-- What you need to do --
Can you copy the material word for word, starting at its first line and stopping after the line that contains "346, 867, 1037]", with nothing beyond that line?

-- Extracted entries --

━━━━━━━━━━━━━━━━

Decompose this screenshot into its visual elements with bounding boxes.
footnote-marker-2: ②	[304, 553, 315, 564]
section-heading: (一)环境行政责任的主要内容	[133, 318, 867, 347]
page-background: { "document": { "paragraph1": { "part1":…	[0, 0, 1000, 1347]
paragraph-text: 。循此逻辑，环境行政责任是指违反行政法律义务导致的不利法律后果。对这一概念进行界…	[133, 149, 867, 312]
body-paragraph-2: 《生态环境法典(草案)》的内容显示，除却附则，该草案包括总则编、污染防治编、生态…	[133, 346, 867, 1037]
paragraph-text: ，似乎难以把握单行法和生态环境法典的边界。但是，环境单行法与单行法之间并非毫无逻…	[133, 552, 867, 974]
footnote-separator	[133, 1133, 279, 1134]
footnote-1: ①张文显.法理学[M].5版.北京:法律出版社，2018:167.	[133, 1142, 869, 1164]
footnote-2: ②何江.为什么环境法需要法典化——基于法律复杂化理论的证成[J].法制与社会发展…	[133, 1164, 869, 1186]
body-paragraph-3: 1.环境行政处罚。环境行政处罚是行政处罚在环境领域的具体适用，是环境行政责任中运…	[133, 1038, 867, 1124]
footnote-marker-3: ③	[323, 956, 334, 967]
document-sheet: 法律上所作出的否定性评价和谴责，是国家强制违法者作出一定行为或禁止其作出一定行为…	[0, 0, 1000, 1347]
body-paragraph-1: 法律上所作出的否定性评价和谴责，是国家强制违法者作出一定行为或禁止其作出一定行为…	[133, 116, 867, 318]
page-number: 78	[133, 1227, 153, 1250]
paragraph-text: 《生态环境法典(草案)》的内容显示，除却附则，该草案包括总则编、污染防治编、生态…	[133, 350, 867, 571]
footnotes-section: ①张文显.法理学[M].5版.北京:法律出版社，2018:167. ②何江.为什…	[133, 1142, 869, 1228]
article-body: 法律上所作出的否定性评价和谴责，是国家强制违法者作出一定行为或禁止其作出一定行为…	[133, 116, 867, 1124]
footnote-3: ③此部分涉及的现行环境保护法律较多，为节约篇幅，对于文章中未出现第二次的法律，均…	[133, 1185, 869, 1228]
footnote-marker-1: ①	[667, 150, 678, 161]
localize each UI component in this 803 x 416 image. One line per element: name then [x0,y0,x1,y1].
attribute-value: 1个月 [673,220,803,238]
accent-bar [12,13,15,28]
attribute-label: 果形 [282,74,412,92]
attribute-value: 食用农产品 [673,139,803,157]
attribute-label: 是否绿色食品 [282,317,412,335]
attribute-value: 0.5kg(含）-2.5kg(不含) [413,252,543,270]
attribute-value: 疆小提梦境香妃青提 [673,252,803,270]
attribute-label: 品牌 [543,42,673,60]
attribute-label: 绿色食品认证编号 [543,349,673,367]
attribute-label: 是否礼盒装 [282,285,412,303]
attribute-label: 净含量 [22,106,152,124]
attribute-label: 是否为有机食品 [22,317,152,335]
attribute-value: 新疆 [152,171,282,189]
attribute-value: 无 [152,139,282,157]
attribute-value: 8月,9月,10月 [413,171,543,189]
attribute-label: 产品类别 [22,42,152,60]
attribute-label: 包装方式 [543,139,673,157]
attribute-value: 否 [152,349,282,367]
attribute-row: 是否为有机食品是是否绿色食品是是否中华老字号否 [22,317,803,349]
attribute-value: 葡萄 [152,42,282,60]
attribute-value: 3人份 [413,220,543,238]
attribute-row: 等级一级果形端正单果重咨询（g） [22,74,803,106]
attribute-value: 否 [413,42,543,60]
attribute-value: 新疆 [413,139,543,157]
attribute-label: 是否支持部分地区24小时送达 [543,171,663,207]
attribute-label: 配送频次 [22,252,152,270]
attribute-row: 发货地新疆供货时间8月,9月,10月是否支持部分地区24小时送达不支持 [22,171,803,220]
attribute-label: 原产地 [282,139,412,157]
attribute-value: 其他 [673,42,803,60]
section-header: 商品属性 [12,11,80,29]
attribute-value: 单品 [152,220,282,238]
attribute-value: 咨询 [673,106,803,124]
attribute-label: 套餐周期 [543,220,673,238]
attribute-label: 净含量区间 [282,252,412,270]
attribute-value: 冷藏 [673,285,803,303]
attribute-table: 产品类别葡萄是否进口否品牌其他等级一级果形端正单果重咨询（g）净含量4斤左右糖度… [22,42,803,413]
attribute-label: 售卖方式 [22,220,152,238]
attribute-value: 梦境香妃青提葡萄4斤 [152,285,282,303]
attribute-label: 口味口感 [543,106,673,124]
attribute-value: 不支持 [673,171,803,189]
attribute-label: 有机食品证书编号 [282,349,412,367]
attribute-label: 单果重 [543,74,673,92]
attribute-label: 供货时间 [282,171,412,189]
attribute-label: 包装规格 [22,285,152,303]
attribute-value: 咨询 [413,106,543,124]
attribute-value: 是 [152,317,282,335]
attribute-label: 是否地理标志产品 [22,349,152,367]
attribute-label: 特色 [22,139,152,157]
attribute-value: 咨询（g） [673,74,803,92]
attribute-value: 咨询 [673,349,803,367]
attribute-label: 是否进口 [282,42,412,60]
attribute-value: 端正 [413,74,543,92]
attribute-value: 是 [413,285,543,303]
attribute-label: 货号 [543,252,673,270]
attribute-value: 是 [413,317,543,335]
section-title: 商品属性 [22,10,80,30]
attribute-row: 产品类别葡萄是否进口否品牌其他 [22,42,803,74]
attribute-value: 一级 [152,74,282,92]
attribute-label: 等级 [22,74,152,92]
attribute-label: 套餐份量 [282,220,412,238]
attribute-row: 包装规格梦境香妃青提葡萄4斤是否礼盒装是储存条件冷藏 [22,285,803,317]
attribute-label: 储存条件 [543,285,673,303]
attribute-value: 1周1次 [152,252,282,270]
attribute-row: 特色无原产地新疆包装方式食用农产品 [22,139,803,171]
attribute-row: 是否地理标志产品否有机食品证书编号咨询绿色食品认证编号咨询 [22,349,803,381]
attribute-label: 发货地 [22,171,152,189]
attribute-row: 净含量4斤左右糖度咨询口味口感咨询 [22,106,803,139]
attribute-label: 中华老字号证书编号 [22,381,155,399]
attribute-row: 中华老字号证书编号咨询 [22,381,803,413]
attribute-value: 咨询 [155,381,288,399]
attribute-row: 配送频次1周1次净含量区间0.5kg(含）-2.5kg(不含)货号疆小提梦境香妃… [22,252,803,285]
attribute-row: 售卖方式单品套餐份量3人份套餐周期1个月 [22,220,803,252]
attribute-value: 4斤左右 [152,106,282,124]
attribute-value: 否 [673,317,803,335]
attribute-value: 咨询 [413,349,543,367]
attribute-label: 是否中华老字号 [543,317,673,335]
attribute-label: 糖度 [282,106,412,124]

━━━━━━━━━━━━━━━━

-- Finished exercise --
Decompose this screenshot into its visual elements with bounding boxes.
footnote-marker-2: ②	[304, 553, 315, 564]
section-heading: (一)环境行政责任的主要内容	[133, 318, 867, 347]
page-background: { "document": { "paragraph1": { "part1":…	[0, 0, 1000, 1347]
paragraph-text: 。循此逻辑，环境行政责任是指违反行政法律义务导致的不利法律后果。对这一概念进行界…	[133, 149, 867, 312]
body-paragraph-2: 《生态环境法典(草案)》的内容显示，除却附则，该草案包括总则编、污染防治编、生态…	[133, 346, 867, 1037]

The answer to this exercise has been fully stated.